Repeat the listing word for word. No pictures belong in the copy.

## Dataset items
_ _ _ _ _ _ _
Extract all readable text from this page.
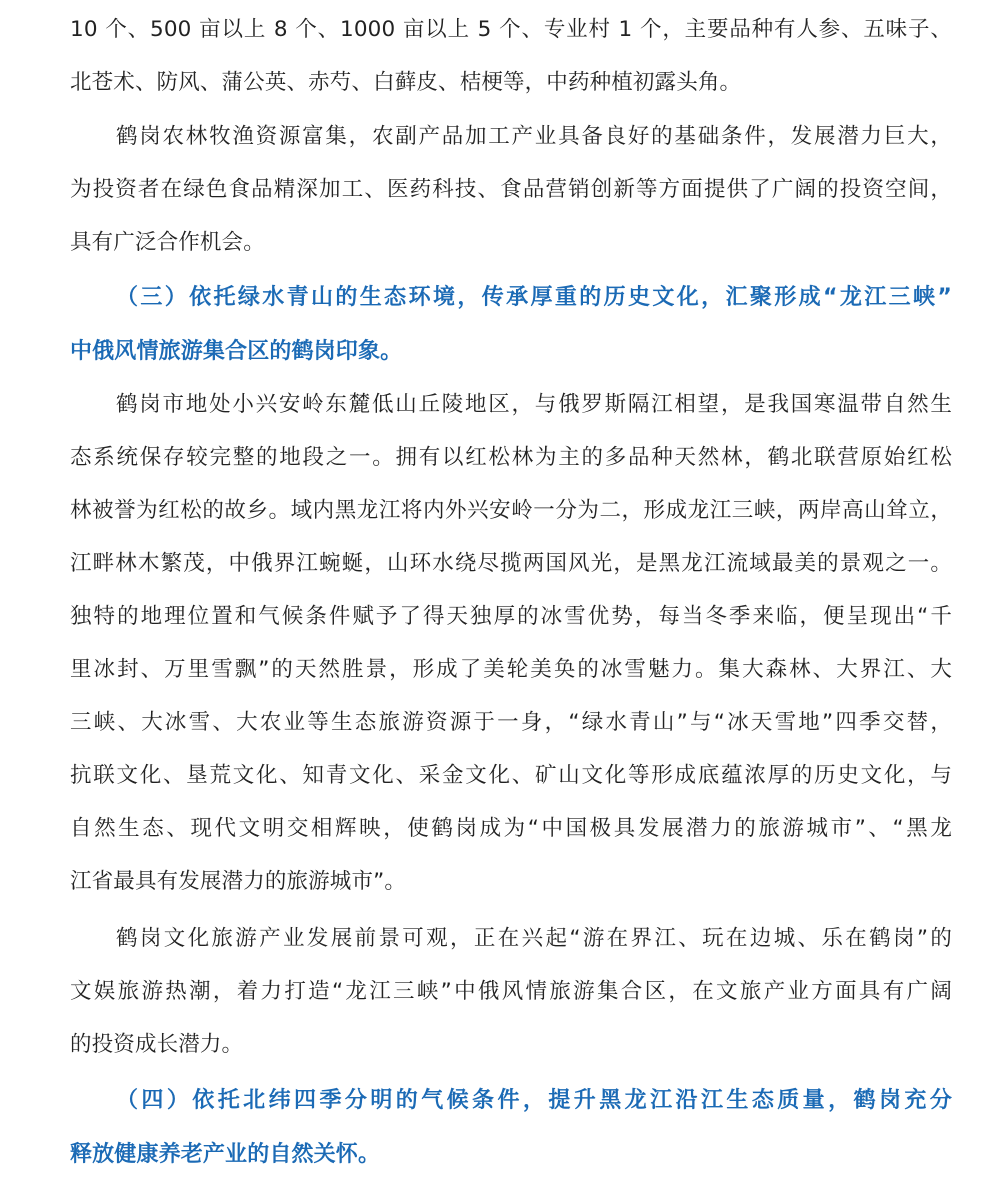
10 个、500 亩以上 8 个、1000 亩以上 5 个、专业村 1 个，主要品种有人参、五味子、
北苍术、防风、蒲公英、赤芍、白藓皮、桔梗等，中药种植初露头角。
鹤岗农林牧渔资源富集，农副产品加工产业具备良好的基础条件，发展潜力巨大，
为投资者在绿色食品精深加工、医药科技、食品营销创新等方面提供了广阔的投资空间，
具有广泛合作机会。
（三）依托绿水青山的生态环境，传承厚重的历史文化，汇聚形成“龙江三峡”
中俄风情旅游集合区的鹤岗印象。
鹤岗市地处小兴安岭东麓低山丘陵地区，与俄罗斯隔江相望，是我国寒温带自然生
态系统保存较完整的地段之一。拥有以红松林为主的多品种天然林，鹤北联营原始红松
林被誉为红松的故乡。域内黑龙江将内外兴安岭一分为二，形成龙江三峡，两岸高山耸立，
江畔林木繁茂，中俄界江蜿蜒，山环水绕尽揽两国风光，是黑龙江流域最美的景观之一。
独特的地理位置和气候条件赋予了得天独厚的冰雪优势，每当冬季来临，便呈现出“千
里冰封、万里雪飘”的天然胜景，形成了美轮美奂的冰雪魅力。集大森林、大界江、大
三峡、大冰雪、大农业等生态旅游资源于一身，“绿水青山”与“冰天雪地”四季交替，
抗联文化、垦荒文化、知青文化、采金文化、矿山文化等形成底蕴浓厚的历史文化，与
自然生态、现代文明交相辉映，使鹤岗成为“中国极具发展潜力的旅游城市”、“黑龙
江省最具有发展潜力的旅游城市”。
鹤岗文化旅游产业发展前景可观，正在兴起“游在界江、玩在边城、乐在鹤岗”的
文娱旅游热潮，着力打造“龙江三峡”中俄风情旅游集合区，在文旅产业方面具有广阔
的投资成长潜力。
（四）依托北纬四季分明的气候条件，提升黑龙江沿江生态质量，鹤岗充分
释放健康养老产业的自然关怀。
_ _ _ _ _ _ _
## Answer
Extract all readable text from this page.
10 个、500 亩以上 8 个、1000 亩以上 5 个、专业村 1 个，主要品种有人参、五味子、
北苍术、防风、蒲公英、赤芍、白藓皮、桔梗等，中药种植初露头角。
鹤岗农林牧渔资源富集，农副产品加工产业具备良好的基础条件，发展潜力巨大，
为投资者在绿色食品精深加工、医药科技、食品营销创新等方面提供了广阔的投资空间，
具有广泛合作机会。
（三）依托绿水青山的生态环境，传承厚重的历史文化，汇聚形成“龙江三峡”
中俄风情旅游集合区的鹤岗印象。
鹤岗市地处小兴安岭东麓低山丘陵地区，与俄罗斯隔江相望，是我国寒温带自然生
态系统保存较完整的地段之一。拥有以红松林为主的多品种天然林，鹤北联营原始红松
林被誉为红松的故乡。域内黑龙江将内外兴安岭一分为二，形成龙江三峡，两岸高山耸立，
江畔林木繁茂，中俄界江蜿蜒，山环水绕尽揽两国风光，是黑龙江流域最美的景观之一。
独特的地理位置和气候条件赋予了得天独厚的冰雪优势，每当冬季来临，便呈现出“千
里冰封、万里雪飘”的天然胜景，形成了美轮美奂的冰雪魅力。集大森林、大界江、大
三峡、大冰雪、大农业等生态旅游资源于一身，“绿水青山”与“冰天雪地”四季交替，
抗联文化、垦荒文化、知青文化、采金文化、矿山文化等形成底蕴浓厚的历史文化，与
自然生态、现代文明交相辉映，使鹤岗成为“中国极具发展潜力的旅游城市”、“黑龙
江省最具有发展潜力的旅游城市”。
鹤岗文化旅游产业发展前景可观，正在兴起“游在界江、玩在边城、乐在鹤岗”的
文娱旅游热潮，着力打造“龙江三峡”中俄风情旅游集合区，在文旅产业方面具有广阔
的投资成长潜力。
（四）依托北纬四季分明的气候条件，提升黑龙江沿江生态质量，鹤岗充分
释放健康养老产业的自然关怀。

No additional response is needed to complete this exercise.